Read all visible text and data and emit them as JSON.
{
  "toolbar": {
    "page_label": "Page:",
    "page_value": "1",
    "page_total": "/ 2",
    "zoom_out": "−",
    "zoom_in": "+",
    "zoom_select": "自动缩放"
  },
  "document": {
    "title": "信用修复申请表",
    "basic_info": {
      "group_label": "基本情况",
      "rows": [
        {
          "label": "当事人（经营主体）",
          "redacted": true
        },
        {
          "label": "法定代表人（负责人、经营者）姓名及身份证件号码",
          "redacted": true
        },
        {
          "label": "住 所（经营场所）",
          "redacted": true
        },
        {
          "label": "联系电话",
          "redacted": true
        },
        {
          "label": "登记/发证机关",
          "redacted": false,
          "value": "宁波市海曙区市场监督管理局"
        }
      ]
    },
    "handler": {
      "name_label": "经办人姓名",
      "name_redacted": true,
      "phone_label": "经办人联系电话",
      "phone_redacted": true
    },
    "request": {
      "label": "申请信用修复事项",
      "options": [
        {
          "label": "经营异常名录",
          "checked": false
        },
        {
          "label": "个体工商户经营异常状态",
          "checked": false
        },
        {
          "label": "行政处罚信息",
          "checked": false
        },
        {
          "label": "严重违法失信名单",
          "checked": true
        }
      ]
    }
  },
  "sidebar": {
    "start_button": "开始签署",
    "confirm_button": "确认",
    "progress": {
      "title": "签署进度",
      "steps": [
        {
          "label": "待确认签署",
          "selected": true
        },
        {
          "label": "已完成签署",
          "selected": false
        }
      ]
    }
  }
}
—————
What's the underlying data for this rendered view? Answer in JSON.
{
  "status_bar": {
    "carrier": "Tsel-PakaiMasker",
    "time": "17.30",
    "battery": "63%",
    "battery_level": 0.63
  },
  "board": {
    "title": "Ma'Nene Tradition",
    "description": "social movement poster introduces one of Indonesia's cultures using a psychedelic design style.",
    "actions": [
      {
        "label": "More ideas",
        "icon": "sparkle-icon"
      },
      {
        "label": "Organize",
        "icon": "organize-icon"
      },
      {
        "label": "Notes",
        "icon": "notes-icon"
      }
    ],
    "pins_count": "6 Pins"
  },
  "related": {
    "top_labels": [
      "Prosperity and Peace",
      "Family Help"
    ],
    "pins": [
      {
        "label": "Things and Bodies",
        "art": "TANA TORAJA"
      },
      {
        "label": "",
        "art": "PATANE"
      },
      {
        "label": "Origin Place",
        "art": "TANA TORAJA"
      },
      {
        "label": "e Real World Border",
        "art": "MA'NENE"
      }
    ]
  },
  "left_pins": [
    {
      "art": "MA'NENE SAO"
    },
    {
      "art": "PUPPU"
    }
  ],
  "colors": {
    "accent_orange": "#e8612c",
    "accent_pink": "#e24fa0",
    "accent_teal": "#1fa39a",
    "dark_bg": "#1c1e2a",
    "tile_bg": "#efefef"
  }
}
—————
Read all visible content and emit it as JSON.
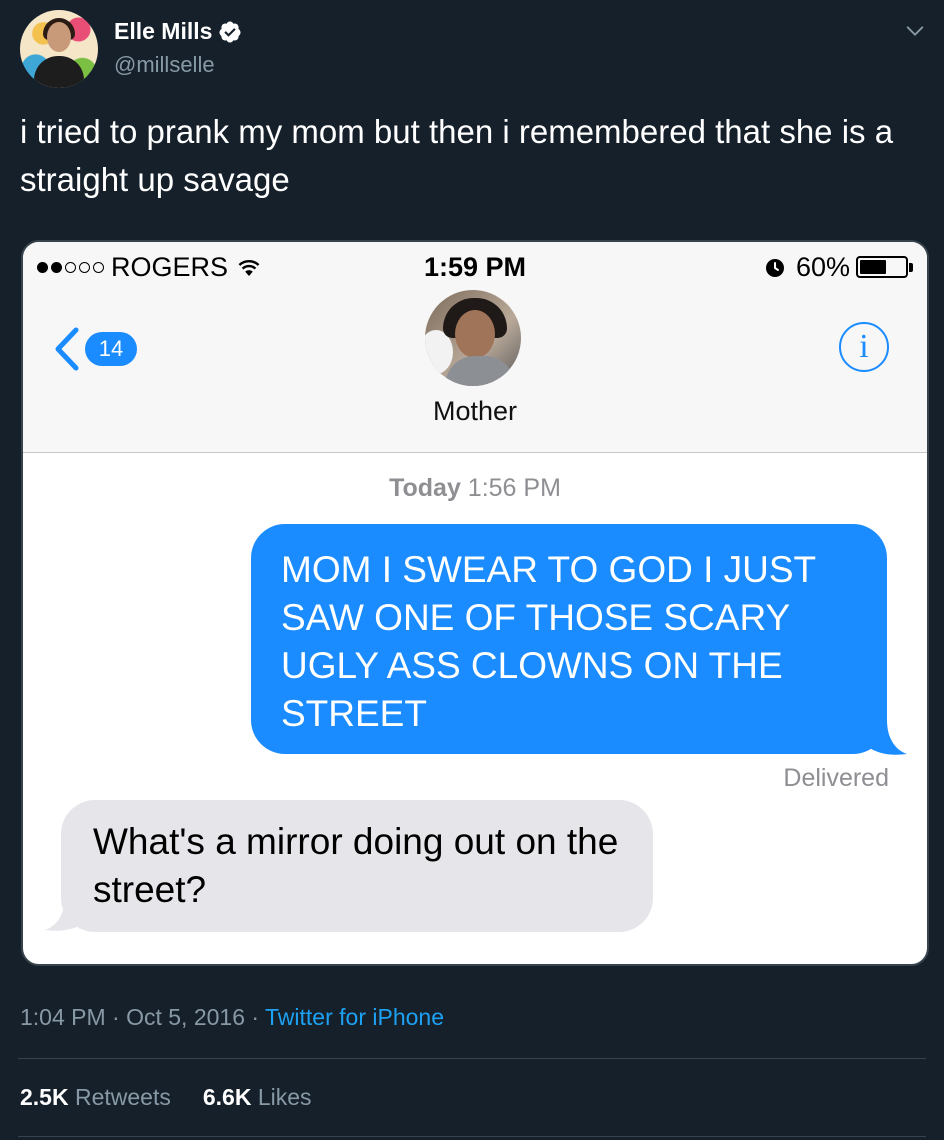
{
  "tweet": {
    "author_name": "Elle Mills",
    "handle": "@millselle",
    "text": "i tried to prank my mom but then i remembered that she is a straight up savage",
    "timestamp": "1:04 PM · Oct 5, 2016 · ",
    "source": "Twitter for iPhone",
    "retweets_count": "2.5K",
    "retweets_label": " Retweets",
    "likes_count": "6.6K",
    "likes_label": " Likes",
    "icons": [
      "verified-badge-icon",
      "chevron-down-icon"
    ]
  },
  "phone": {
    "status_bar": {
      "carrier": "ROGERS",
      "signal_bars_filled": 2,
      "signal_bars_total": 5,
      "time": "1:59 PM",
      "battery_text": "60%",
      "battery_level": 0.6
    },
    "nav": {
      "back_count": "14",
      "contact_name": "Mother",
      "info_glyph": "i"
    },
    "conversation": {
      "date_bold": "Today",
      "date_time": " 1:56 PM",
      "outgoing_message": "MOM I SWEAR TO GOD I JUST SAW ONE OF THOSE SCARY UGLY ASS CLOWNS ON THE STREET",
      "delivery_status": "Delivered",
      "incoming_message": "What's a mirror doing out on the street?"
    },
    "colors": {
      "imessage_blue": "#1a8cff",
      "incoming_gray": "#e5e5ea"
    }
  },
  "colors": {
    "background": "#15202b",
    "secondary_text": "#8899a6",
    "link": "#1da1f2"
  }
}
—————
▶ _Exercise prompt_:
Locate all lines in the listing above with the word "title". Copy them.

▶ _Answer in full_:
    "title": "信用修复申请表",
      "title": "签署进度",
    "title": "Ma'Nene Tradition",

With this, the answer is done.